> _What you are asked to do_
Reproduce every record below exactly as it appears.

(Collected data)

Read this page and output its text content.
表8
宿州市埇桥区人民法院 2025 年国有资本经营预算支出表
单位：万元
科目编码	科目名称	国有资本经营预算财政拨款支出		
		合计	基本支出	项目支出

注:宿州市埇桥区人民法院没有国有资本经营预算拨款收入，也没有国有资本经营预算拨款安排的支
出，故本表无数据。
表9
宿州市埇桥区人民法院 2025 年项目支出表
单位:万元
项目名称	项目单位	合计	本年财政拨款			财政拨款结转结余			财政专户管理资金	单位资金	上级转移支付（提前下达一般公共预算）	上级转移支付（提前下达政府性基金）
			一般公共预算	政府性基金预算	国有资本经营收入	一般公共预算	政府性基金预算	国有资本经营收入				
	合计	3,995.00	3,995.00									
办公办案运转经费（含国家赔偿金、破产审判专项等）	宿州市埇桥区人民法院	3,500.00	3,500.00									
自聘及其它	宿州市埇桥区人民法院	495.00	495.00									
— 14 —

> _Output_
Read this page and output its text content.
表8
宿州市埇桥区人民法院 2025 年国有资本经营预算支出表
单位：万元
科目编码	科目名称	国有资本经营预算财政拨款支出		
		合计	基本支出	项目支出

注:宿州市埇桥区人民法院没有国有资本经营预算拨款收入，也没有国有资本经营预算拨款安排的支
出，故本表无数据。
表9
宿州市埇桥区人民法院 2025 年项目支出表
单位:万元
项目名称	项目单位	合计	本年财政拨款			财政拨款结转结余			财政专户管理资金	单位资金	上级转移支付（提前下达一般公共预算）	上级转移支付（提前下达政府性基金）
			一般公共预算	政府性基金预算	国有资本经营收入	一般公共预算	政府性基金预算	国有资本经营收入				
	合计	3,995.00	3,995.00									
办公办案运转经费（含国家赔偿金、破产审判专项等）	宿州市埇桥区人民法院	3,500.00	3,500.00									
自聘及其它	宿州市埇桥区人民法院	495.00	495.00									
— 14 —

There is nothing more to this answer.